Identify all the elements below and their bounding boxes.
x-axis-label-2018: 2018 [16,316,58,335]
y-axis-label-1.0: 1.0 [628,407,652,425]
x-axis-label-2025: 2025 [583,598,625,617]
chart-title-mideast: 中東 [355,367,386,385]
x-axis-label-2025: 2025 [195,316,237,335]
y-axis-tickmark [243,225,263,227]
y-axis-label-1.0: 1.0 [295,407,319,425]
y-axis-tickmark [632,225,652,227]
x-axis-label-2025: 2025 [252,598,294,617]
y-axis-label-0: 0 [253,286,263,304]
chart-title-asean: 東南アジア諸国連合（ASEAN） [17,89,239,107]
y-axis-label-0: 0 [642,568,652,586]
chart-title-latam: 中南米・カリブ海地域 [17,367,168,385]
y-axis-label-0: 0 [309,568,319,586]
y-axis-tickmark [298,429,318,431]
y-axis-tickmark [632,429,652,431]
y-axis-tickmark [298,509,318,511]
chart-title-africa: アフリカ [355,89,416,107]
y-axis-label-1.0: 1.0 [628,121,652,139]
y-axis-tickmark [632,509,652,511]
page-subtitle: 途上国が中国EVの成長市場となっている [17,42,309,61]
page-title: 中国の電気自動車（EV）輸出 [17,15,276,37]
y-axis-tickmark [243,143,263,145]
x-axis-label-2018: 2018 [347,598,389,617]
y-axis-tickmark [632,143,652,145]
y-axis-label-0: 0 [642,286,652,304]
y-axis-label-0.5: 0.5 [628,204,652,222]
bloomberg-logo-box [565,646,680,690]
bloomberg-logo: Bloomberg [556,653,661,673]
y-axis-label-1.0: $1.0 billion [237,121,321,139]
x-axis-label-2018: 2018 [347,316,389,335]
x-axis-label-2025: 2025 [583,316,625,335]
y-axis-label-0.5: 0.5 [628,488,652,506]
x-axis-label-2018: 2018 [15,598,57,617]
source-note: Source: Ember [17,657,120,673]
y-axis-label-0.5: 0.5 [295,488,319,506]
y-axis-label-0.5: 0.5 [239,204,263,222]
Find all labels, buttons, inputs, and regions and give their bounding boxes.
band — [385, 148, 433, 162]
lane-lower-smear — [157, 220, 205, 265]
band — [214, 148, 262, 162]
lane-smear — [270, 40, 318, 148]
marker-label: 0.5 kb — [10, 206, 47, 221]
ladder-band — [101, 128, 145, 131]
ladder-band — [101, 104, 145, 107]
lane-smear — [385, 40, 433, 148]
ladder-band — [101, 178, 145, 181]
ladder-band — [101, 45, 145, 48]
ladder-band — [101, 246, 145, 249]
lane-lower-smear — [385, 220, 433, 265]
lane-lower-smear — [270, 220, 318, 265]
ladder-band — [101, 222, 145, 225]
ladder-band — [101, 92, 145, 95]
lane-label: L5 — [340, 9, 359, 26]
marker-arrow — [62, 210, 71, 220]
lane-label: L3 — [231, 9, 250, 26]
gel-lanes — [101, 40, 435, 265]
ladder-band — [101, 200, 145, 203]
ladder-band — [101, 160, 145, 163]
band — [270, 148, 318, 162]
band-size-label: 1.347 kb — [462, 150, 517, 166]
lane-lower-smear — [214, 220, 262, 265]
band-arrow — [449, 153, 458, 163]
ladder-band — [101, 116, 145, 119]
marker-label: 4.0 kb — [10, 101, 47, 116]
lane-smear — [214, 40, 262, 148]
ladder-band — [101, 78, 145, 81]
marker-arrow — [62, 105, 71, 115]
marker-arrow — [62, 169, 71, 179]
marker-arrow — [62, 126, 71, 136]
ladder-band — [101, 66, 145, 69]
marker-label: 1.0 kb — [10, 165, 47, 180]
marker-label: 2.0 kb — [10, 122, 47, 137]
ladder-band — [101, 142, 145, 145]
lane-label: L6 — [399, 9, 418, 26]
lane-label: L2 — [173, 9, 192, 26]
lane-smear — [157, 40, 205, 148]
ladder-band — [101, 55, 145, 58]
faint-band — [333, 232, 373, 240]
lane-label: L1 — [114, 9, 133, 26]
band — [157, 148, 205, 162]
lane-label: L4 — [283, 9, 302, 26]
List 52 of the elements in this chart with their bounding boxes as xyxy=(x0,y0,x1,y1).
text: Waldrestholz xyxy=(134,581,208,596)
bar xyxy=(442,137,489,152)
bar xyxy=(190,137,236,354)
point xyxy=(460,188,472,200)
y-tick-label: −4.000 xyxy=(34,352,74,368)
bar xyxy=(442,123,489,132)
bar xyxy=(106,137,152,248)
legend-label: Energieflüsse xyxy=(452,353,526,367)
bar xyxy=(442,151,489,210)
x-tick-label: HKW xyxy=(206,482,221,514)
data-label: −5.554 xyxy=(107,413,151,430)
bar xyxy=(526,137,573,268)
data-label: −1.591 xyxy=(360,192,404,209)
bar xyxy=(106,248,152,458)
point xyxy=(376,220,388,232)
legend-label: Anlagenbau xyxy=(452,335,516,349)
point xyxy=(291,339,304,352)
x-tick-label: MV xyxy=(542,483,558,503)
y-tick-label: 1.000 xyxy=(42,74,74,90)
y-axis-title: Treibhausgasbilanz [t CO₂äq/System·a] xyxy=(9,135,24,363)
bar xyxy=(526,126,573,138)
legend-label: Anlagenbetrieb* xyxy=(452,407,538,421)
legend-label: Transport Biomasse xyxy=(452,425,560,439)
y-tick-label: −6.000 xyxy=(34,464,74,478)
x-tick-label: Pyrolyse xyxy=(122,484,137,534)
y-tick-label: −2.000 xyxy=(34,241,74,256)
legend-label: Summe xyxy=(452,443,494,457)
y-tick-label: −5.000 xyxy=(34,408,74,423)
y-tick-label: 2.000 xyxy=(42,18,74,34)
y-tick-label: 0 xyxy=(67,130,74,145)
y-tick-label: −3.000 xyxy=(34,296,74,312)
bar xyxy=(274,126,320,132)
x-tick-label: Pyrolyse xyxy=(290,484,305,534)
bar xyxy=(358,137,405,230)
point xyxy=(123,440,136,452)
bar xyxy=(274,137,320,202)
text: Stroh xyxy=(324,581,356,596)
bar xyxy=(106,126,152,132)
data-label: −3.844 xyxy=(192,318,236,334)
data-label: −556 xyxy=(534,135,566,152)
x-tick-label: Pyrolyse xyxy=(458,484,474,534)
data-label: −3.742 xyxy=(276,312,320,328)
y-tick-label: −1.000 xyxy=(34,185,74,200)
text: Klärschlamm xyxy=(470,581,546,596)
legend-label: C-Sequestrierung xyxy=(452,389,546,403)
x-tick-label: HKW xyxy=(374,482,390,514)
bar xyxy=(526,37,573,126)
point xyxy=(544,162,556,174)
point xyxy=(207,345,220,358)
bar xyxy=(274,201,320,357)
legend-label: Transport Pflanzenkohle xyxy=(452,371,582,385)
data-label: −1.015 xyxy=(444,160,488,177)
• • •
Short exercise: Render every line of the records above as a Markdown table with the columns "Row" and "Text". Put a row number in the first column and the line in the second, and leave out blank lines.

Written response:
| Row | Text |
|---|---|
| 1 | Identify all the elements below and their bounding boxes. |
| 2 | x-axis-label-2018: 2018 [16,316,58,335] |
| 3 | y-axis-label-1.0: 1.0 [628,407,652,425] |
| 4 | x-axis-label-2025: 2025 [583,598,625,617] |
| 5 | chart-title-mideast: 中東 [355,367,386,385] |
| 6 | x-axis-label-2025: 2025 [195,316,237,335] |
| 7 | y-axis-tickmark [243,225,263,227] |
| 8 | y-axis-label-1.0: 1.0 [295,407,319,425] |
| 9 | y-axis-tickmark [632,225,652,227] |
| 10 | x-axis-label-2025: 2025 [252,598,294,617] |
| 11 | y-axis-label-0: 0 [253,286,263,304] |
| 12 | chart-title-asean: 東南アジア諸国連合（ASEAN） [17,89,239,107] |
| 13 | y-axis-label-0: 0 [642,568,652,586] |
| 14 | chart-title-latam: 中南米・カリブ海地域 [17,367,168,385] |
| 15 | y-axis-label-0: 0 [309,568,319,586] |
| 16 | y-axis-tickmark [298,429,318,431] |
| 17 | y-axis-tickmark [632,429,652,431] |
| 18 | y-axis-tickmark [298,509,318,511] |
| 19 | chart-title-africa: アフリカ [355,89,416,107] |
| 20 | y-axis-label-1.0: 1.0 [628,121,652,139] |
| 21 | y-axis-tickmark [632,509,652,511] |
| 22 | page-subtitle: 途上国が中国EVの成長市場となっている [17,42,309,61] |
| 23 | page-title: 中国の電気自動車（EV）輸出 [17,15,276,37] |
| 24 | y-axis-tickmark [243,143,263,145] |
| 25 | x-axis-label-2018: 2018 [347,598,389,617] |
| 26 | y-axis-tickmark [632,143,652,145] |
| 27 | y-axis-label-0: 0 [642,286,652,304] |
| 28 | y-axis-label-0.5: 0.5 [628,204,652,222] |
| 29 | bloomberg-logo-box [565,646,680,690] |
| 30 | bloomberg-logo: Bloomberg [556,653,661,673] |
| 31 | y-axis-label-1.0: $1.0 billion [237,121,321,139] |
| 32 | x-axis-label-2018: 2018 [347,316,389,335] |
| 33 | x-axis-label-2025: 2025 [583,316,625,335] |
| 34 | y-axis-label-0.5: 0.5 [628,488,652,506] |
| 35 | x-axis-label-2018: 2018 [15,598,57,617] |
| 36 | source-note: Source: Ember [17,657,120,673] |
| 37 | y-axis-label-0.5: 0.5 [295,488,319,506] |
| 38 | y-axis-label-0.5: 0.5 [239,204,263,222] |
| 39 | Find all labels, buttons, inputs, and regions and give their bounding boxes. |
| 40 | band — [385, 148, 433, 162] |
| 41 | lane-lower-smear — [157, 220, 205, 265] |
| 42 | band — [214, 148, 262, 162] |
| 43 | lane-smear — [270, 40, 318, 148] |
| 44 | marker-label: 0.5 kb — [10, 206, 47, 221] |
| 45 | ladder-band — [101, 128, 145, 131] |
| 46 | ladder-band — [101, 104, 145, 107] |
| 47 | lane-smear — [385, 40, 433, 148] |
| 48 | ladder-band — [101, 178, 145, 181] |
| 49 | ladder-band — [101, 45, 145, 48] |
| 50 | ladder-band — [101, 246, 145, 249] |
| 51 | lane-lower-smear — [385, 220, 433, 265] |
| 52 | lane-lower-smear — [270, 220, 318, 265] |
| 53 | ladder-band — [101, 222, 145, 225] |
| 54 | ladder-band — [101, 92, 145, 95] |
| 55 | lane-label: L5 — [340, 9, 359, 26] |
| 56 | marker-arrow — [62, 210, 71, 220] |
| 57 | lane-label: L3 — [231, 9, 250, 26] |
| 58 | gel-lanes — [101, 40, 435, 265] |
| 59 | ladder-band — [101, 200, 145, 203] |
| 60 | ladder-band — [101, 160, 145, 163] |
| 61 | band — [270, 148, 318, 162] |
| 62 | band-size-label: 1.347 kb — [462, 150, 517, 166] |
| 63 | lane-lower-smear — [214, 220, 262, 265] |
| 64 | band-arrow — [449, 153, 458, 163] |
| 65 | ladder-band — [101, 116, 145, 119] |
| 66 | marker-label: 4.0 kb — [10, 101, 47, 116] |
| 67 | lane-smear — [214, 40, 262, 148] |
| 68 | ladder-band — [101, 78, 145, 81] |
| 69 | marker-arrow — [62, 105, 71, 115] |
| 70 | marker-arrow — [62, 169, 71, 179] |
| 71 | marker-arrow — [62, 126, 71, 136] |
| 72 | ladder-band — [101, 66, 145, 69] |
| 73 | marker-label: 1.0 kb — [10, 165, 47, 180] |
| 74 | marker-label: 2.0 kb — [10, 122, 47, 137] |
| 75 | ladder-band — [101, 142, 145, 145] |
| 76 | lane-label: L6 — [399, 9, 418, 26] |
| 77 | lane-label: L2 — [173, 9, 192, 26] |
| 78 | lane-smear — [157, 40, 205, 148] |
| 79 | ladder-band — [101, 55, 145, 58] |
| 80 | faint-band — [333, 232, 373, 240] |
| 81 | lane-label: L1 — [114, 9, 133, 26] |
| 82 | band — [157, 148, 205, 162] |
| 83 | lane-label: L4 — [283, 9, 302, 26] |
| 84 | List 52 of the elements in this chart with their bounding boxes as xyxy=(x0,y0,x1,y1). |
| 85 | text: Waldrestholz xyxy=(134,581,208,596) |
| 86 | bar xyxy=(442,137,489,152) |
| 87 | bar xyxy=(190,137,236,354) |
| 88 | point xyxy=(460,188,472,200) |
| 89 | y-tick-label: −4.000 xyxy=(34,352,74,368) |
| 90 | bar xyxy=(442,123,489,132) |
| 91 | bar xyxy=(106,137,152,248) |
| 92 | legend-label: Energieflüsse xyxy=(452,353,526,367) |
| 93 | bar xyxy=(442,151,489,210) |
| 94 | x-tick-label: HKW xyxy=(206,482,221,514) |
| 95 | data-label: −5.554 xyxy=(107,413,151,430) |
| 96 | bar xyxy=(526,137,573,268) |
| 97 | data-label: −1.591 xyxy=(360,192,404,209) |
| 98 | bar xyxy=(106,248,152,458) |
| 99 | point xyxy=(376,220,388,232) |
| 100 | legend-label: Anlagenbau xyxy=(452,335,516,349) |
| 101 | point xyxy=(291,339,304,352) |
| 102 | x-tick-label: MV xyxy=(542,483,558,503) |
| 103 | y-tick-label: 1.000 xyxy=(42,74,74,90) |
| 104 | y-axis-title: Treibhausgasbilanz [t CO₂äq/System·a] xyxy=(9,135,24,363) |
| 105 | bar xyxy=(526,126,573,138) |
| 106 | legend-label: Anlagenbetrieb* xyxy=(452,407,538,421) |
| 107 | legend-label: Transport Biomasse xyxy=(452,425,560,439) |
| 108 | y-tick-label: −6.000 xyxy=(34,464,74,478) |
| 109 | x-tick-label: Pyrolyse xyxy=(122,484,137,534) |
| 110 | y-tick-label: −2.000 xyxy=(34,241,74,256) |
| 111 | legend-label: Summe xyxy=(452,443,494,457) |
| 112 | y-tick-label: −5.000 xyxy=(34,408,74,423) |
| 113 | y-tick-label: 2.000 xyxy=(42,18,74,34) |
| 114 | y-tick-label: 0 xyxy=(67,130,74,145) |
| 115 | y-tick-label: −3.000 xyxy=(34,296,74,312) |
| 116 | bar xyxy=(274,126,320,132) |
| 117 | x-tick-label: Pyrolyse xyxy=(290,484,305,534) |
| 118 | bar xyxy=(358,137,405,230) |
| 119 | point xyxy=(123,440,136,452) |
| 120 | bar xyxy=(274,137,320,202) |
| 121 | text: Stroh xyxy=(324,581,356,596) |
| 122 | bar xyxy=(106,126,152,132) |
| 123 | data-label: −3.844 xyxy=(192,318,236,334) |
| 124 | data-label: −556 xyxy=(534,135,566,152) |
| 125 | x-tick-label: Pyrolyse xyxy=(458,484,474,534) |
| 126 | data-label: −3.742 xyxy=(276,312,320,328) |
| 127 | y-tick-label: −1.000 xyxy=(34,185,74,200) |
| 128 | text: Klärschlamm xyxy=(470,581,546,596) |
| 129 | legend-label: C-Sequestrierung xyxy=(452,389,546,403) |
| 130 | x-tick-label: HKW xyxy=(374,482,390,514) |
| 131 | bar xyxy=(526,37,573,126) |
| 132 | point xyxy=(544,162,556,174) |
| 133 | point xyxy=(207,345,220,358) |
| 134 | bar xyxy=(274,201,320,357) |
| 135 | legend-label: Transport Pflanzenkohle xyxy=(452,371,582,385) |
| 136 | data-label: −1.015 xyxy=(444,160,488,177) |